Stored data entries
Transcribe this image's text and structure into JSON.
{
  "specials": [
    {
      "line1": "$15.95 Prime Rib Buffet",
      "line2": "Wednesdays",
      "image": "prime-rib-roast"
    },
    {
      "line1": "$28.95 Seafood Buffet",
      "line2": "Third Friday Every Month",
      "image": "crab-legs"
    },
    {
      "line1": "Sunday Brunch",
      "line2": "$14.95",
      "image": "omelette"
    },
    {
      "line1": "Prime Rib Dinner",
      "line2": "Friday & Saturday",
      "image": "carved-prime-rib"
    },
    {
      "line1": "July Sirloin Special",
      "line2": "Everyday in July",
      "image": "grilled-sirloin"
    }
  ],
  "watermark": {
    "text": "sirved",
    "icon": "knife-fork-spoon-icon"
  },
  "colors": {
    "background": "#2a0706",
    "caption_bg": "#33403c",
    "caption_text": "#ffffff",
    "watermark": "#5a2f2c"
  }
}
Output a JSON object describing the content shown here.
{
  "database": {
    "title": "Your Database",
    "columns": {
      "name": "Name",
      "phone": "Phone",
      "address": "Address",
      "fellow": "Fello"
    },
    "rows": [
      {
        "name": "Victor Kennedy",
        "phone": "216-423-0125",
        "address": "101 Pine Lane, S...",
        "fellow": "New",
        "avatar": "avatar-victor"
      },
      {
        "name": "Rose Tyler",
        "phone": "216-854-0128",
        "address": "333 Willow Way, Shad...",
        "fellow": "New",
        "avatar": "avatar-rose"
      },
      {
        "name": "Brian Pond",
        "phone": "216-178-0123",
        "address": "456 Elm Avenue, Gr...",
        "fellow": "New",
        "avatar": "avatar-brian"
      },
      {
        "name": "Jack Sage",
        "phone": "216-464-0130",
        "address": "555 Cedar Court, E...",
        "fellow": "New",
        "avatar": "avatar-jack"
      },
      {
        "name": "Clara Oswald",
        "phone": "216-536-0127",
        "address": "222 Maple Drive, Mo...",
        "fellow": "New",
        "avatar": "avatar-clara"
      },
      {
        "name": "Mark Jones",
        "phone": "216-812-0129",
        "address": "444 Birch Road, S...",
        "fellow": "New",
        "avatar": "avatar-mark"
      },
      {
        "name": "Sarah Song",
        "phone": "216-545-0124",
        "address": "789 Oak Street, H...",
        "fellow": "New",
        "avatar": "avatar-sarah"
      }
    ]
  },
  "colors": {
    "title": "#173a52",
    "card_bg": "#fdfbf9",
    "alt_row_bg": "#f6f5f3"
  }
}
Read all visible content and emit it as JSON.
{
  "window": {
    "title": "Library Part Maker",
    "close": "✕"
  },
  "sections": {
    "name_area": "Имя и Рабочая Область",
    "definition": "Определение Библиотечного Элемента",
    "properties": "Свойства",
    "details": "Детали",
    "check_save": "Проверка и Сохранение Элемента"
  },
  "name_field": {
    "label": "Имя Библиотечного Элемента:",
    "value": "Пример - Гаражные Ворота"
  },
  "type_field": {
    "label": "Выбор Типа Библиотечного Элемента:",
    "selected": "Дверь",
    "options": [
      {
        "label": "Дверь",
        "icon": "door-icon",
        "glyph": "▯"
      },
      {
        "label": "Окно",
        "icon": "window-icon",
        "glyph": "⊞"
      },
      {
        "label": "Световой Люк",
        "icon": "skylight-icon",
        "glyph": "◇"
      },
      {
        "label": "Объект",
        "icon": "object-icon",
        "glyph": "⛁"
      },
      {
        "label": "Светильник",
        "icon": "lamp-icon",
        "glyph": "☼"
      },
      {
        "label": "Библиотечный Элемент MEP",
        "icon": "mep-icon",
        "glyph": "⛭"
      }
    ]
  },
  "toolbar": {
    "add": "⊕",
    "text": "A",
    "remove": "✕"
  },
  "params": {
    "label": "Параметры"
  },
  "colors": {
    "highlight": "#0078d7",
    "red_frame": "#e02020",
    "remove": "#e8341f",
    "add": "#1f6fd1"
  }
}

Problem description
Reproduce the complete data exactly as presented above.

Output
Transcribe this image's text and structure into JSON.
{
  "specials": [
    {
      "line1": "$15.95 Prime Rib Buffet",
      "line2": "Wednesdays",
      "image": "prime-rib-roast"
    },
    {
      "line1": "$28.95 Seafood Buffet",
      "line2": "Third Friday Every Month",
      "image": "crab-legs"
    },
    {
      "line1": "Sunday Brunch",
      "line2": "$14.95",
      "image": "omelette"
    },
    {
      "line1": "Prime Rib Dinner",
      "line2": "Friday & Saturday",
      "image": "carved-prime-rib"
    },
    {
      "line1": "July Sirloin Special",
      "line2": "Everyday in July",
      "image": "grilled-sirloin"
    }
  ],
  "watermark": {
    "text": "sirved",
    "icon": "knife-fork-spoon-icon"
  },
  "colors": {
    "background": "#2a0706",
    "caption_bg": "#33403c",
    "caption_text": "#ffffff",
    "watermark": "#5a2f2c"
  }
}
Output a JSON object describing the content shown here.
{
  "database": {
    "title": "Your Database",
    "columns": {
      "name": "Name",
      "phone": "Phone",
      "address": "Address",
      "fellow": "Fello"
    },
    "rows": [
      {
        "name": "Victor Kennedy",
        "phone": "216-423-0125",
        "address": "101 Pine Lane, S...",
        "fellow": "New",
        "avatar": "avatar-victor"
      },
      {
        "name": "Rose Tyler",
        "phone": "216-854-0128",
        "address": "333 Willow Way, Shad...",
        "fellow": "New",
        "avatar": "avatar-rose"
      },
      {
        "name": "Brian Pond",
        "phone": "216-178-0123",
        "address": "456 Elm Avenue, Gr...",
        "fellow": "New",
        "avatar": "avatar-brian"
      },
      {
        "name": "Jack Sage",
        "phone": "216-464-0130",
        "address": "555 Cedar Court, E...",
        "fellow": "New",
        "avatar": "avatar-jack"
      },
      {
        "name": "Clara Oswald",
        "phone": "216-536-0127",
        "address": "222 Maple Drive, Mo...",
        "fellow": "New",
        "avatar": "avatar-clara"
      },
      {
        "name": "Mark Jones",
        "phone": "216-812-0129",
        "address": "444 Birch Road, S...",
        "fellow": "New",
        "avatar": "avatar-mark"
      },
      {
        "name": "Sarah Song",
        "phone": "216-545-0124",
        "address": "789 Oak Street, H...",
        "fellow": "New",
        "avatar": "avatar-sarah"
      }
    ]
  },
  "colors": {
    "title": "#173a52",
    "card_bg": "#fdfbf9",
    "alt_row_bg": "#f6f5f3"
  }
}
Read all visible content and emit it as JSON.
{
  "window": {
    "title": "Library Part Maker",
    "close": "✕"
  },
  "sections": {
    "name_area": "Имя и Рабочая Область",
    "definition": "Определение Библиотечного Элемента",
    "properties": "Свойства",
    "details": "Детали",
    "check_save": "Проверка и Сохранение Элемента"
  },
  "name_field": {
    "label": "Имя Библиотечного Элемента:",
    "value": "Пример - Гаражные Ворота"
  },
  "type_field": {
    "label": "Выбор Типа Библиотечного Элемента:",
    "selected": "Дверь",
    "options": [
      {
        "label": "Дверь",
        "icon": "door-icon",
        "glyph": "▯"
      },
      {
        "label": "Окно",
        "icon": "window-icon",
        "glyph": "⊞"
      },
      {
        "label": "Световой Люк",
        "icon": "skylight-icon",
        "glyph": "◇"
      },
      {
        "label": "Объект",
        "icon": "object-icon",
        "glyph": "⛁"
      },
      {
        "label": "Светильник",
        "icon": "lamp-icon",
        "glyph": "☼"
      },
      {
        "label": "Библиотечный Элемент MEP",
        "icon": "mep-icon",
        "glyph": "⛭"
      }
    ]
  },
  "toolbar": {
    "add": "⊕",
    "text": "A",
    "remove": "✕"
  },
  "params": {
    "label": "Параметры"
  },
  "colors": {
    "highlight": "#0078d7",
    "red_frame": "#e02020",
    "remove": "#e8341f",
    "add": "#1f6fd1"
  }
}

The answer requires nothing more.